* [Work to complete] Can you transcribe every entry word for word, skipping the images?

* [Data provided]

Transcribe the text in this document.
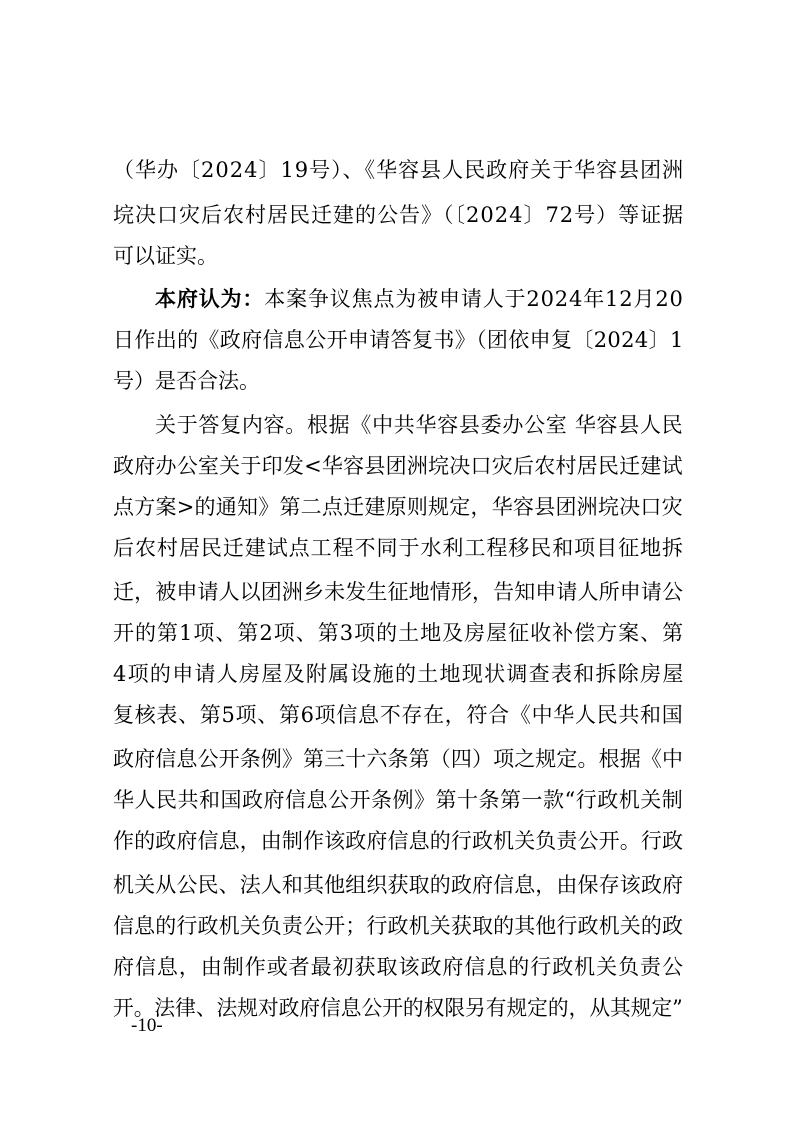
（华办〔2024〕19号）、《华容县人民政府关于华容县团洲
垸决口灾后农村居民迁建的公告》（〔2024〕72号）等证据
可以证实。
本府认为：本案争议焦点为被申请人于2024年12月20
日作出的《政府信息公开申请答复书》（团依申复〔2024〕1
号）是否合法。
关于答复内容。根据《中共华容县委办公室 华容县人民
政府办公室关于印发<华容县团洲垸决口灾后农村居民迁建试
点方案>的通知》第二点迁建原则规定，华容县团洲垸决口灾
后农村居民迁建试点工程不同于水利工程移民和项目征地拆
迁，被申请人以团洲乡未发生征地情形，告知申请人所申请公
开的第1项、第2项、第3项的土地及房屋征收补偿方案、第
4项的申请人房屋及附属设施的土地现状调查表和拆除房屋
复核表、第5项、第6项信息不存在，符合《中华人民共和国
政府信息公开条例》第三十六条第（四）项之规定。根据《中
华人民共和国政府信息公开条例》第十条第一款“行政机关制
作的政府信息，由制作该政府信息的行政机关负责公开。行政
机关从公民、法人和其他组织获取的政府信息，由保存该政府
信息的行政机关负责公开；行政机关获取的其他行政机关的政
府信息，由制作或者最初获取该政府信息的行政机关负责公
开。法律、法规对政府信息公开的权限另有规定的，从其规定”
-10-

* [Response to the exercise]
Transcribe the text in this document.
（华办〔2024〕19号）、《华容县人民政府关于华容县团洲
垸决口灾后农村居民迁建的公告》（〔2024〕72号）等证据
可以证实。
本府认为：本案争议焦点为被申请人于2024年12月20
日作出的《政府信息公开申请答复书》（团依申复〔2024〕1
号）是否合法。
关于答复内容。根据《中共华容县委办公室 华容县人民
政府办公室关于印发<华容县团洲垸决口灾后农村居民迁建试
点方案>的通知》第二点迁建原则规定，华容县团洲垸决口灾
后农村居民迁建试点工程不同于水利工程移民和项目征地拆
迁，被申请人以团洲乡未发生征地情形，告知申请人所申请公
开的第1项、第2项、第3项的土地及房屋征收补偿方案、第
4项的申请人房屋及附属设施的土地现状调查表和拆除房屋
复核表、第5项、第6项信息不存在，符合《中华人民共和国
政府信息公开条例》第三十六条第（四）项之规定。根据《中
华人民共和国政府信息公开条例》第十条第一款“行政机关制
作的政府信息，由制作该政府信息的行政机关负责公开。行政
机关从公民、法人和其他组织获取的政府信息，由保存该政府
信息的行政机关负责公开；行政机关获取的其他行政机关的政
府信息，由制作或者最初获取该政府信息的行政机关负责公
开。法律、法规对政府信息公开的权限另有规定的，从其规定”
-10-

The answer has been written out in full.